(Excerpt from a dataset)
******************************

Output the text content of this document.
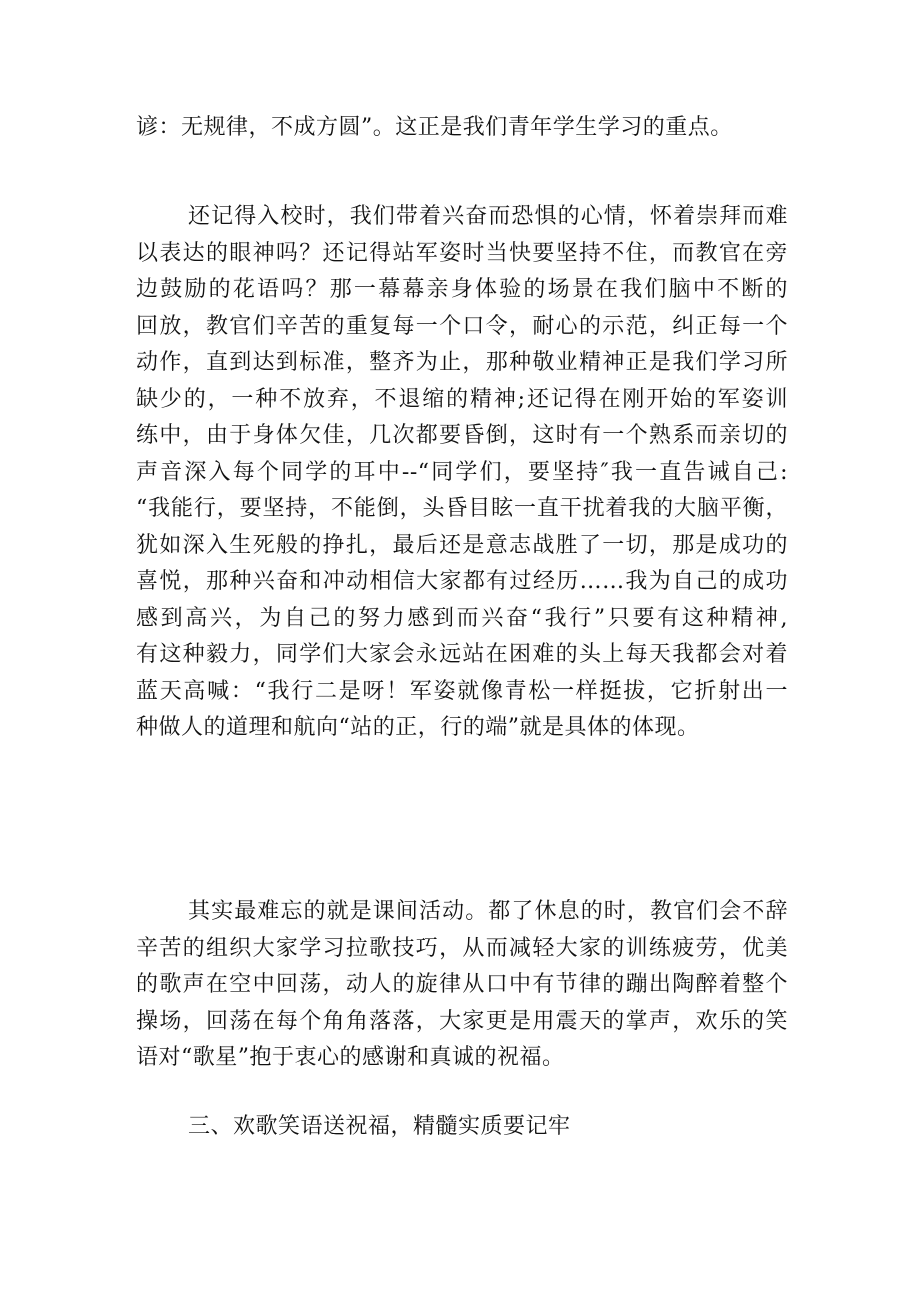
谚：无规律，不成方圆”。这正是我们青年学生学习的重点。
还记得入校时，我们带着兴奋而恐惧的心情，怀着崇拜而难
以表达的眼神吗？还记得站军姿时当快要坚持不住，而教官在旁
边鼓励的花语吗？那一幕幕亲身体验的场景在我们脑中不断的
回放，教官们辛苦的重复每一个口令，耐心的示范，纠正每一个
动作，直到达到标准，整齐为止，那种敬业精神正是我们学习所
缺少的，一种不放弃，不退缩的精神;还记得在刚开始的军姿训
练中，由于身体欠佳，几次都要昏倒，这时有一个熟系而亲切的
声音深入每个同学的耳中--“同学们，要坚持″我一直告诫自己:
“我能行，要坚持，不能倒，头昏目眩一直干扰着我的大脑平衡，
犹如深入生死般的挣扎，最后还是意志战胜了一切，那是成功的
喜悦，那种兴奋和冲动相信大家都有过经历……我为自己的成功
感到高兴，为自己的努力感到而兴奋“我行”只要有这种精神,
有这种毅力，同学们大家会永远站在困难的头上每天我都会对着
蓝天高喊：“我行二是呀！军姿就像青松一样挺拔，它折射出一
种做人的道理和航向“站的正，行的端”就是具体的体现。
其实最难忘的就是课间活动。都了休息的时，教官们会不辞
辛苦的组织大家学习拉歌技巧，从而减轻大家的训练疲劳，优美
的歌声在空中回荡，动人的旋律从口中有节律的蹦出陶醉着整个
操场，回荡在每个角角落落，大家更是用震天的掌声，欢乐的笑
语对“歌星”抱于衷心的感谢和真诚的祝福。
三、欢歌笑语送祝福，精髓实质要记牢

******************************

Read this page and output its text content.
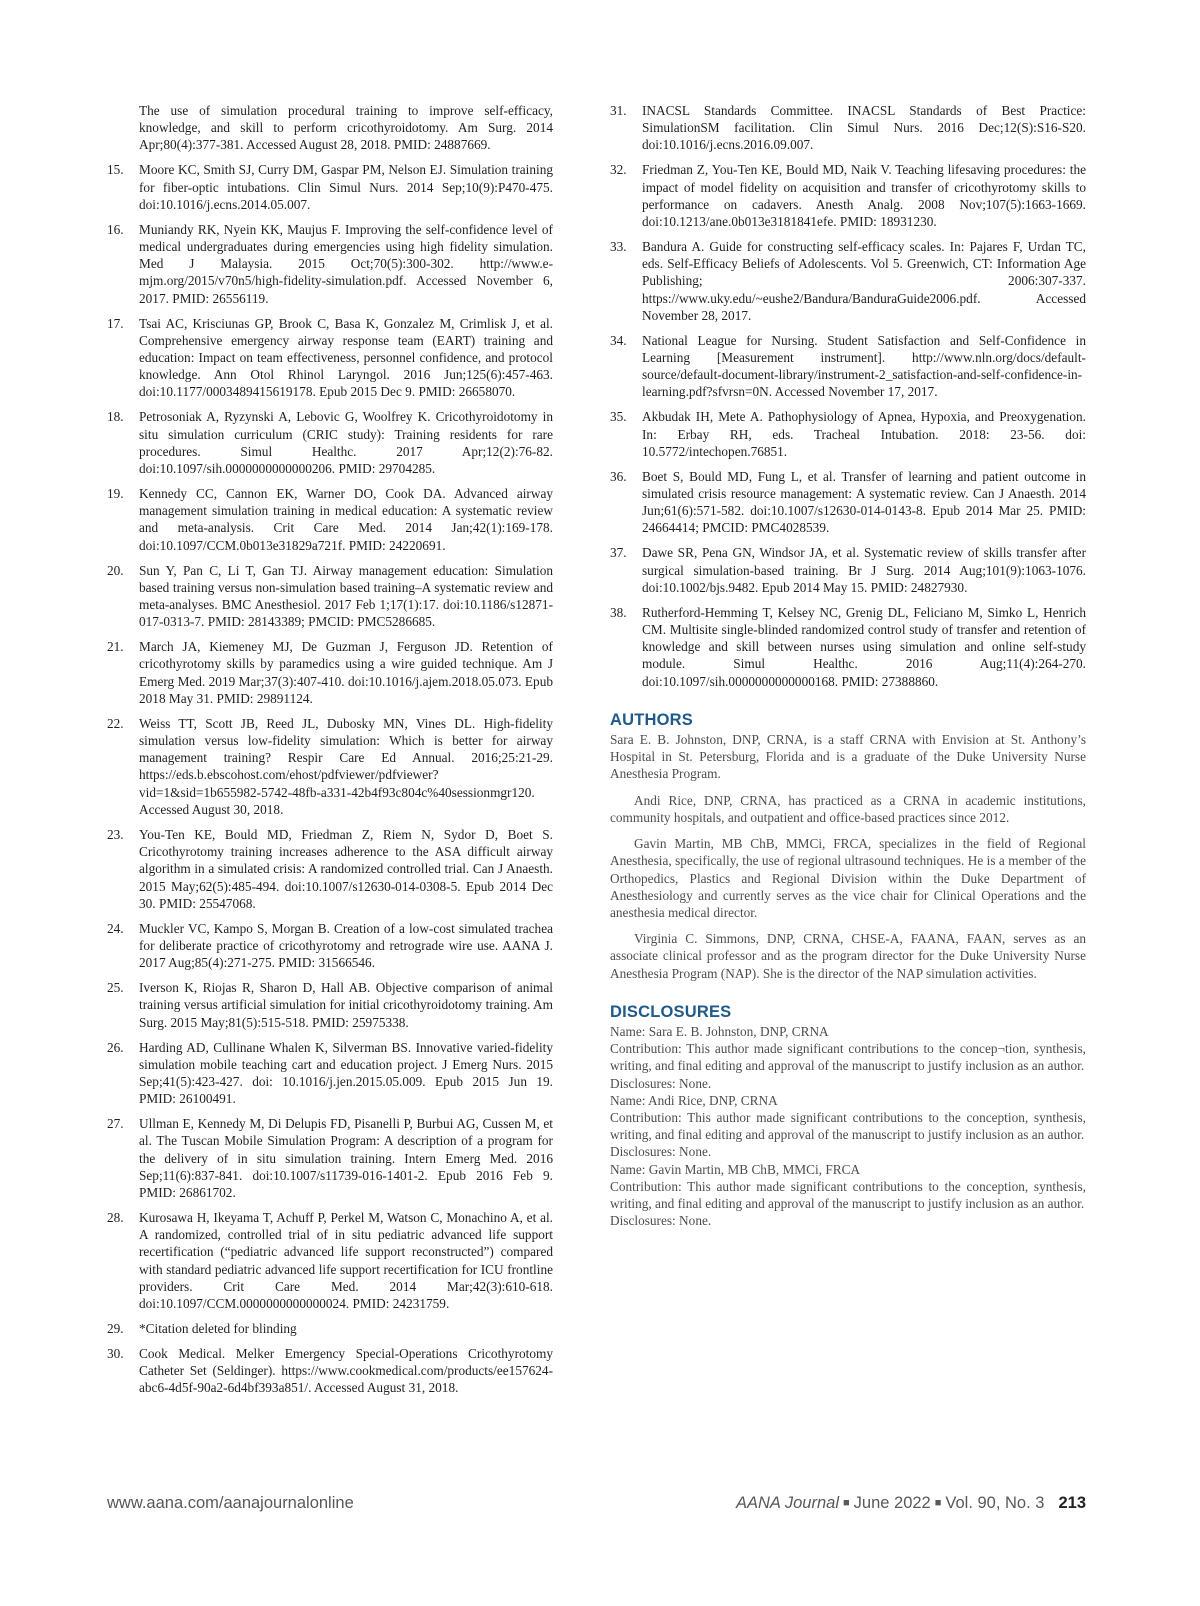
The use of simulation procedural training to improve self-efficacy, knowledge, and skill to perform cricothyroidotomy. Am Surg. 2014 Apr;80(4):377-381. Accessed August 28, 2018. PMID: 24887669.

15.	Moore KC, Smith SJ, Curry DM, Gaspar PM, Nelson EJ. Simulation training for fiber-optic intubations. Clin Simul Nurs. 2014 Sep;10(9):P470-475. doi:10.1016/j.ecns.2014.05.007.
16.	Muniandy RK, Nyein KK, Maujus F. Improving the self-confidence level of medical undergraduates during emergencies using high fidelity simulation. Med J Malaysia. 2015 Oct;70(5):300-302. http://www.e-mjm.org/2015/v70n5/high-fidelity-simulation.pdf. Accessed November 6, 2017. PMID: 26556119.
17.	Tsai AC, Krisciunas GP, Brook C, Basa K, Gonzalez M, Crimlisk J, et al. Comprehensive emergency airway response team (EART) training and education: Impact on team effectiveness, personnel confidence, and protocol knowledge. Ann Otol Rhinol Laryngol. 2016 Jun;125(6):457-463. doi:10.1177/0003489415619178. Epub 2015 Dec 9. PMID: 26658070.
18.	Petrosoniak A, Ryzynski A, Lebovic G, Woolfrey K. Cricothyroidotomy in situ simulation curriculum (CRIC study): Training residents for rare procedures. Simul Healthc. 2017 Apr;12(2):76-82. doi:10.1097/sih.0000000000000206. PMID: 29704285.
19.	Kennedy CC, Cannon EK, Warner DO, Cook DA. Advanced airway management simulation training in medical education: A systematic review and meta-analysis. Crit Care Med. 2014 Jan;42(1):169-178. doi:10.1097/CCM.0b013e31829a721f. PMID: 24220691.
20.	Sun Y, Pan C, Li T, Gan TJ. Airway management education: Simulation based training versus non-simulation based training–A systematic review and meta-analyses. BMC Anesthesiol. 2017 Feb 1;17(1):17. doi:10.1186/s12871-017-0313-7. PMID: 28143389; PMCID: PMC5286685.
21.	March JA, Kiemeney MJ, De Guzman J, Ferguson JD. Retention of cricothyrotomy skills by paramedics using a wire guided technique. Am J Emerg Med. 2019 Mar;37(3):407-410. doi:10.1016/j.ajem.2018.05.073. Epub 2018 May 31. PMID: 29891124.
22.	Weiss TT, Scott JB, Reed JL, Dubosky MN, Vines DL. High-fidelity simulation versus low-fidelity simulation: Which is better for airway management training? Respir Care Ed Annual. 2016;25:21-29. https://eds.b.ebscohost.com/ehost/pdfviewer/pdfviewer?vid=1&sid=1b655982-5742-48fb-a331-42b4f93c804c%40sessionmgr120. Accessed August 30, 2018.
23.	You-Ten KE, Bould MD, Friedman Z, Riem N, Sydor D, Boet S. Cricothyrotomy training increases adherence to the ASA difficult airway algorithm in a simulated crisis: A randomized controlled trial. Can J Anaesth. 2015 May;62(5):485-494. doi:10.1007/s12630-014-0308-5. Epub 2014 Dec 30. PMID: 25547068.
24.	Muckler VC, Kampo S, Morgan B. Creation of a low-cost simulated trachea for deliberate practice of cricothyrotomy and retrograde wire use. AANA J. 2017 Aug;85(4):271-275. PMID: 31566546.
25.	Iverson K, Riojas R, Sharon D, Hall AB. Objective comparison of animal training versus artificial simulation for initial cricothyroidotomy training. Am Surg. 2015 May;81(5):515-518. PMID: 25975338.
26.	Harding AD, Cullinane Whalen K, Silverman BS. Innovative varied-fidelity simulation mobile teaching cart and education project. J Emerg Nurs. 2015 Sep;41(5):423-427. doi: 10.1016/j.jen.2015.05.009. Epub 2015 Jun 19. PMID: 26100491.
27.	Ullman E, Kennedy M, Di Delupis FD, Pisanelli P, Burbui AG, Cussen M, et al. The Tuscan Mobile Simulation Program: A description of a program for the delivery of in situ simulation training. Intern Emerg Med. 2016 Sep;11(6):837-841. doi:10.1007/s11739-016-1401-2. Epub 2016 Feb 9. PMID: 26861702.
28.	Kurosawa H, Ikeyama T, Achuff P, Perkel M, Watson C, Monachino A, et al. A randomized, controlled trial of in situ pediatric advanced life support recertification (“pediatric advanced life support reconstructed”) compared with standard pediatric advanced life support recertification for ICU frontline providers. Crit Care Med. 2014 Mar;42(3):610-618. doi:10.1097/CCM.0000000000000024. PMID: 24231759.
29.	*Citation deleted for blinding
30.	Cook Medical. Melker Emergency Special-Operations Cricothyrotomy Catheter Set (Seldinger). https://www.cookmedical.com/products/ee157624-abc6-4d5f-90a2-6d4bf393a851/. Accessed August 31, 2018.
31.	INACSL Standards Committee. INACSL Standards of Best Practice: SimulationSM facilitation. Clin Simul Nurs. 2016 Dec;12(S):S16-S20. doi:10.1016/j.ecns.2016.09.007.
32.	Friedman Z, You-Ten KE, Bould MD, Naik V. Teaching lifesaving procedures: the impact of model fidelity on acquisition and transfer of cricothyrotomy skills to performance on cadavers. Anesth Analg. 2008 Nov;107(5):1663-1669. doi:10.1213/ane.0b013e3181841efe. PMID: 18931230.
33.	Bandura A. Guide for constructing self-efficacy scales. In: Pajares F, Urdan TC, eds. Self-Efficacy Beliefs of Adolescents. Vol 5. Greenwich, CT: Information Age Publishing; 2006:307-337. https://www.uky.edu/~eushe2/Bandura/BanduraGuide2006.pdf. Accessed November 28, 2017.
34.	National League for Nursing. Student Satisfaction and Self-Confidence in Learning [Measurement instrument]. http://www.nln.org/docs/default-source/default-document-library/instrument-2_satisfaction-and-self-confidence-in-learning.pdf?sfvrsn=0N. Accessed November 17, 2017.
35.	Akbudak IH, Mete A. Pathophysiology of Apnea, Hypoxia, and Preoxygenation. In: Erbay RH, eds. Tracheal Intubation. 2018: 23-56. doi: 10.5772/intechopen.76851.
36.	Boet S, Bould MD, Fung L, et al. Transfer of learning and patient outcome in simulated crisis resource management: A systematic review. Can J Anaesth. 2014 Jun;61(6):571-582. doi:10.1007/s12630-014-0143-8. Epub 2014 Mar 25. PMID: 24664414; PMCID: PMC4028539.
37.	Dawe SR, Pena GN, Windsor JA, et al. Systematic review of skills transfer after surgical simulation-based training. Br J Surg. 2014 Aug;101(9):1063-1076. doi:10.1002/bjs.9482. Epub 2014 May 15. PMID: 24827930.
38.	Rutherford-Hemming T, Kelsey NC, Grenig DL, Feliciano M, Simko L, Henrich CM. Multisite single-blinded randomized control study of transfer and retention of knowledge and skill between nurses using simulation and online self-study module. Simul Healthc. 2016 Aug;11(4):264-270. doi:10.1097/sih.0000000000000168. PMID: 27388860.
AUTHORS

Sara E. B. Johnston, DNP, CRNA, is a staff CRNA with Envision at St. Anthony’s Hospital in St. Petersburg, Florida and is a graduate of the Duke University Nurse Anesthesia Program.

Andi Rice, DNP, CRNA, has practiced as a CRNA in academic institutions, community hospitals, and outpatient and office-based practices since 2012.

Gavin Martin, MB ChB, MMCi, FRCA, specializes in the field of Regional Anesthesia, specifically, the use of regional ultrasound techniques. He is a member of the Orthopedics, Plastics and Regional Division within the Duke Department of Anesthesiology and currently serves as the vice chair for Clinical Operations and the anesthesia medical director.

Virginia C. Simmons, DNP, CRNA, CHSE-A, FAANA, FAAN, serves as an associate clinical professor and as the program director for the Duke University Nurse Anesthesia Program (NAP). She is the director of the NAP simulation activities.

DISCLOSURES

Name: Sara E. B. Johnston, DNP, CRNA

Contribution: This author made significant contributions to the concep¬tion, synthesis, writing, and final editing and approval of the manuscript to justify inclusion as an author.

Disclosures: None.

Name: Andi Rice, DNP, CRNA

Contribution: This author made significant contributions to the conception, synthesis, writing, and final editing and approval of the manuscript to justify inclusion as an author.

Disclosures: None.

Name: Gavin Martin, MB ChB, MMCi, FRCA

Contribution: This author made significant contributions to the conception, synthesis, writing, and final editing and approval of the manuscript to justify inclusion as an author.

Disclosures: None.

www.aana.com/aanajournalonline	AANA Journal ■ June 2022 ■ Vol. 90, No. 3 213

******************************

> **Given exercise**: Among the entries, how many lines contain the string "Anaesth"? Give the number without anything else.

> **Output**: 2